■ **What is expected**: Repeat each record below exactly as given.
BEGIN
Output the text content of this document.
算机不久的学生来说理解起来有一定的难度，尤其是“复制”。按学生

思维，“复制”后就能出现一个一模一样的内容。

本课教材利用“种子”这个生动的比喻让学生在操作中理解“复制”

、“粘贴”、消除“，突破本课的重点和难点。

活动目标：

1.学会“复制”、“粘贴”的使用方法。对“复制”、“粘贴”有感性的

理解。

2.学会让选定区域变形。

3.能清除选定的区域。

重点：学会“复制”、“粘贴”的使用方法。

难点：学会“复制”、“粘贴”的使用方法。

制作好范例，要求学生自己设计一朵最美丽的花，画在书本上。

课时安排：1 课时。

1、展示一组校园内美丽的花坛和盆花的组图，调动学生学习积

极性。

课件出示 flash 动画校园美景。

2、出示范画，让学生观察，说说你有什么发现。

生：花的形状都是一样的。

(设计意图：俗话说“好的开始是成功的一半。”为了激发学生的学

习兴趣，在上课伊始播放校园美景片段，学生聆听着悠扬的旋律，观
END
■ **Finished exercise**:
Output the text content of this document.
算机不久的学生来说理解起来有一定的难度，尤其是“复制”。按学生

思维，“复制”后就能出现一个一模一样的内容。

本课教材利用“种子”这个生动的比喻让学生在操作中理解“复制”

、“粘贴”、消除“，突破本课的重点和难点。

活动目标：

1.学会“复制”、“粘贴”的使用方法。对“复制”、“粘贴”有感性的

理解。

2.学会让选定区域变形。

3.能清除选定的区域。

重点：学会“复制”、“粘贴”的使用方法。

难点：学会“复制”、“粘贴”的使用方法。

制作好范例，要求学生自己设计一朵最美丽的花，画在书本上。

课时安排：1 课时。

1、展示一组校园内美丽的花坛和盆花的组图，调动学生学习积

极性。

课件出示 flash 动画校园美景。

2、出示范画，让学生观察，说说你有什么发现。

生：花的形状都是一样的。

(设计意图：俗话说“好的开始是成功的一半。”为了激发学生的学

习兴趣，在上课伊始播放校园美景片段，学生聆听着悠扬的旋律，观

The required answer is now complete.